- _Records shown_:
########

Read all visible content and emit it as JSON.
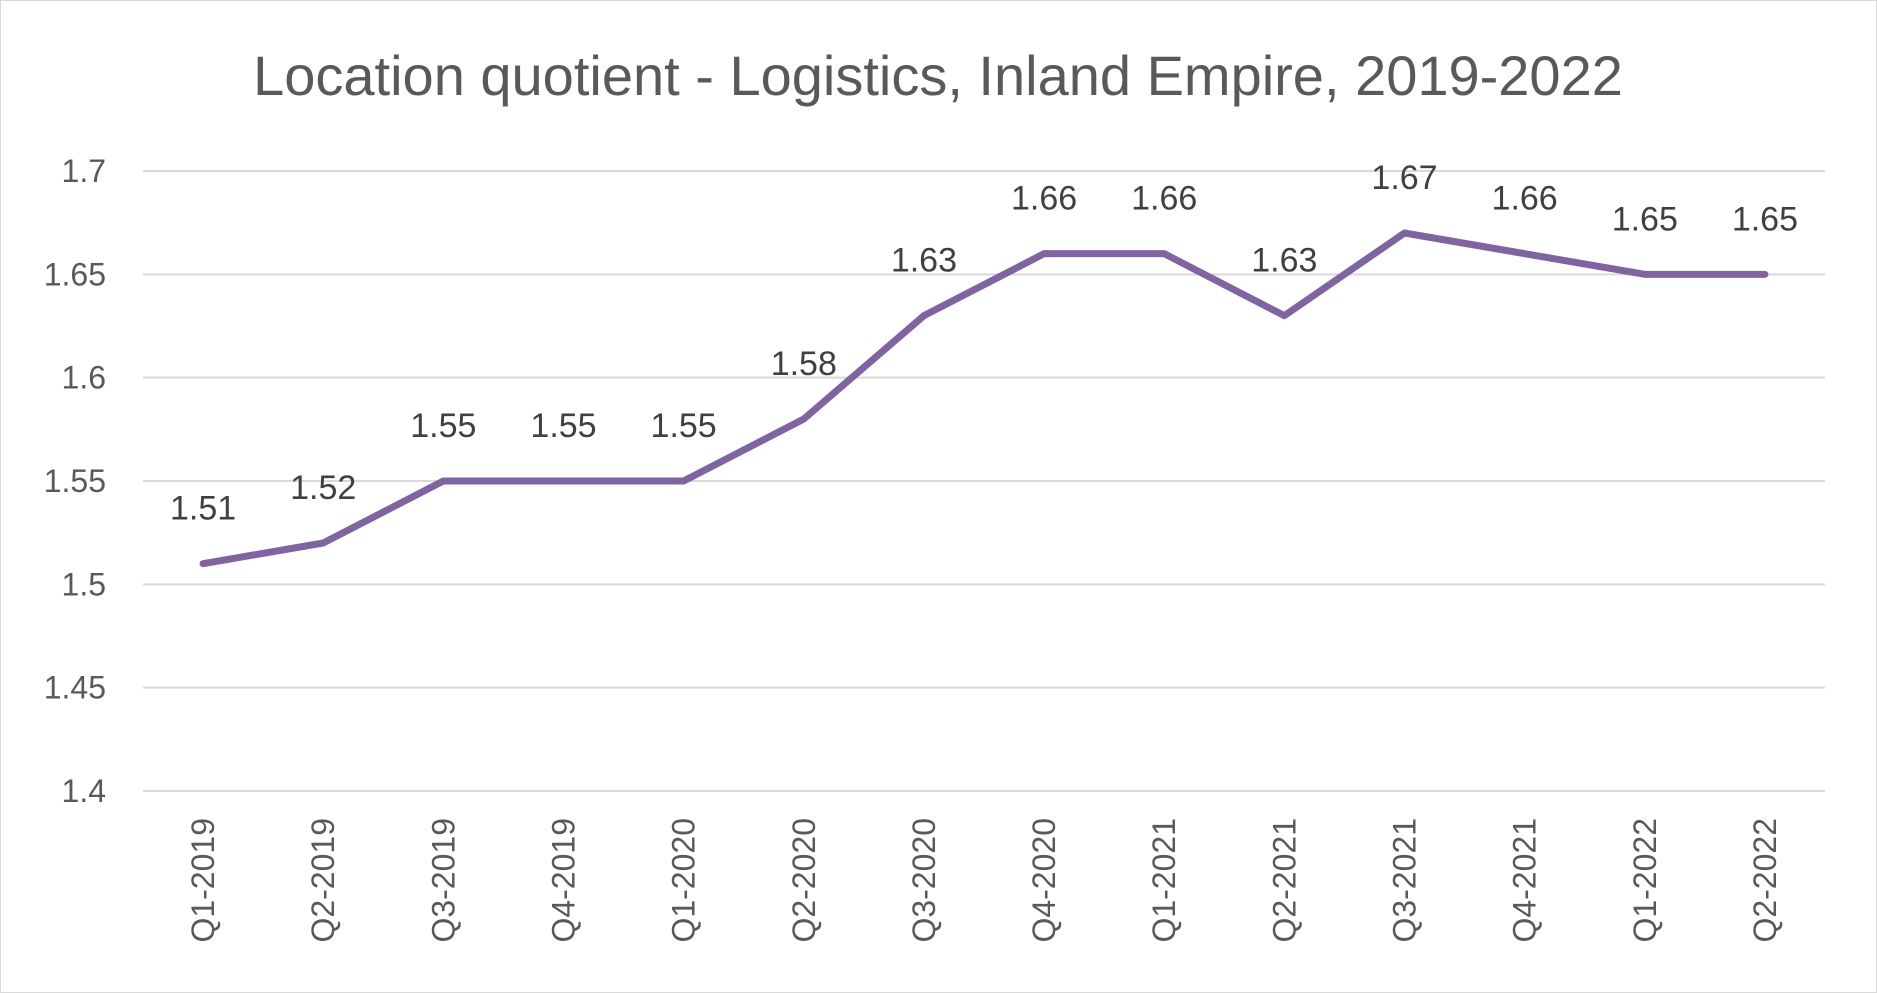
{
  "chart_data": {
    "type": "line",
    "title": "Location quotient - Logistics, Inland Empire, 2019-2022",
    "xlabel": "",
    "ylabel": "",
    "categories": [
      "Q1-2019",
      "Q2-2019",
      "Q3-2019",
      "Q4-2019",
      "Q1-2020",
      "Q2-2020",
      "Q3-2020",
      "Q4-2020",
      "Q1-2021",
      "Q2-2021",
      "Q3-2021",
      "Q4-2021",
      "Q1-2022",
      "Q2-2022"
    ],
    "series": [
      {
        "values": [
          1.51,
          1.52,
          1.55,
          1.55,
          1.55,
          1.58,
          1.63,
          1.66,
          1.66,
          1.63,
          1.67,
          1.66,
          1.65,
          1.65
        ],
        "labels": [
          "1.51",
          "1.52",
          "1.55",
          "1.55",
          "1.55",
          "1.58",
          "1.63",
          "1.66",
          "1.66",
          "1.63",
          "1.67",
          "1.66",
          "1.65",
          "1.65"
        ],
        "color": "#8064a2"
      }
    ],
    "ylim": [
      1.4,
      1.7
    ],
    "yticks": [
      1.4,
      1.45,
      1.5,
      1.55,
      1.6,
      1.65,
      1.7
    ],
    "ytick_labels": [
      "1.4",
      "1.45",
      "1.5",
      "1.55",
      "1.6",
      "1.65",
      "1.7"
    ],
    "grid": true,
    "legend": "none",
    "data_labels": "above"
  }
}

########

- _Set exercise_: Using the data above, write out every line exactly, leaving the images behind.

- _Answer below_:
Read all visible content and emit it as JSON.
{
  "chart_data": {
    "type": "line",
    "title": "Location quotient - Logistics, Inland Empire, 2019-2022",
    "xlabel": "",
    "ylabel": "",
    "categories": [
      "Q1-2019",
      "Q2-2019",
      "Q3-2019",
      "Q4-2019",
      "Q1-2020",
      "Q2-2020",
      "Q3-2020",
      "Q4-2020",
      "Q1-2021",
      "Q2-2021",
      "Q3-2021",
      "Q4-2021",
      "Q1-2022",
      "Q2-2022"
    ],
    "series": [
      {
        "values": [
          1.51,
          1.52,
          1.55,
          1.55,
          1.55,
          1.58,
          1.63,
          1.66,
          1.66,
          1.63,
          1.67,
          1.66,
          1.65,
          1.65
        ],
        "labels": [
          "1.51",
          "1.52",
          "1.55",
          "1.55",
          "1.55",
          "1.58",
          "1.63",
          "1.66",
          "1.66",
          "1.63",
          "1.67",
          "1.66",
          "1.65",
          "1.65"
        ],
        "color": "#8064a2"
      }
    ],
    "ylim": [
      1.4,
      1.7
    ],
    "yticks": [
      1.4,
      1.45,
      1.5,
      1.55,
      1.6,
      1.65,
      1.7
    ],
    "ytick_labels": [
      "1.4",
      "1.45",
      "1.5",
      "1.55",
      "1.6",
      "1.65",
      "1.7"
    ],
    "grid": true,
    "legend": "none",
    "data_labels": "above"
  }
}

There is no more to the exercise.